**SUPPLIED DATA:**
---+---

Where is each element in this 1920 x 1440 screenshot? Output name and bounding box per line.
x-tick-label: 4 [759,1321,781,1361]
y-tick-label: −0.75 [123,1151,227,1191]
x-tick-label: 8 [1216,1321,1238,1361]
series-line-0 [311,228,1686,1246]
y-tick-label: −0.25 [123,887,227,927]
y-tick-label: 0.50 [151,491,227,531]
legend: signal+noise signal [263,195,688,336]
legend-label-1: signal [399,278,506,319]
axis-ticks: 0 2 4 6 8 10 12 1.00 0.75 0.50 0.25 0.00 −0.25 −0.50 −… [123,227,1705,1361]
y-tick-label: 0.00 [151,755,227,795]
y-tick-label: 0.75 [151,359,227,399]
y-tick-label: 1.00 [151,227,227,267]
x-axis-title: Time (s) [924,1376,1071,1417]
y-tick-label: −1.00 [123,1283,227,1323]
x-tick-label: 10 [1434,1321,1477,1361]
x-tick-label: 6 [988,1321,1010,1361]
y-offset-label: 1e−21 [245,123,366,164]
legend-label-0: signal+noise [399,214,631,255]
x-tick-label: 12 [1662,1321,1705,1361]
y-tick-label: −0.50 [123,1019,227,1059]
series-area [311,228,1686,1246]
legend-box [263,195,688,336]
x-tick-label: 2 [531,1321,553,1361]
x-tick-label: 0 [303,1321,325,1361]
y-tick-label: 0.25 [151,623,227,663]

---+---

**WORK REQUIRED:**
Copy every line of the rows above into your reply, keeping each character and the original order.

**TASK RESULT:**
Where is each element in this 1920 x 1440 screenshot? Output name and bounding box per line.
x-tick-label: 4 [759,1321,781,1361]
y-tick-label: −0.75 [123,1151,227,1191]
x-tick-label: 8 [1216,1321,1238,1361]
series-line-0 [311,228,1686,1246]
y-tick-label: −0.25 [123,887,227,927]
y-tick-label: 0.50 [151,491,227,531]
legend: signal+noise signal [263,195,688,336]
legend-label-1: signal [399,278,506,319]
axis-ticks: 0 2 4 6 8 10 12 1.00 0.75 0.50 0.25 0.00 −0.25 −0.50 −… [123,227,1705,1361]
y-tick-label: 0.00 [151,755,227,795]
y-tick-label: 0.75 [151,359,227,399]
y-tick-label: 1.00 [151,227,227,267]
x-axis-title: Time (s) [924,1376,1071,1417]
y-tick-label: −1.00 [123,1283,227,1323]
x-tick-label: 10 [1434,1321,1477,1361]
x-tick-label: 6 [988,1321,1010,1361]
y-offset-label: 1e−21 [245,123,366,164]
legend-label-0: signal+noise [399,214,631,255]
x-tick-label: 12 [1662,1321,1705,1361]
y-tick-label: −0.50 [123,1019,227,1059]
series-area [311,228,1686,1246]
legend-box [263,195,688,336]
x-tick-label: 2 [531,1321,553,1361]
x-tick-label: 0 [303,1321,325,1361]
y-tick-label: 0.25 [151,623,227,663]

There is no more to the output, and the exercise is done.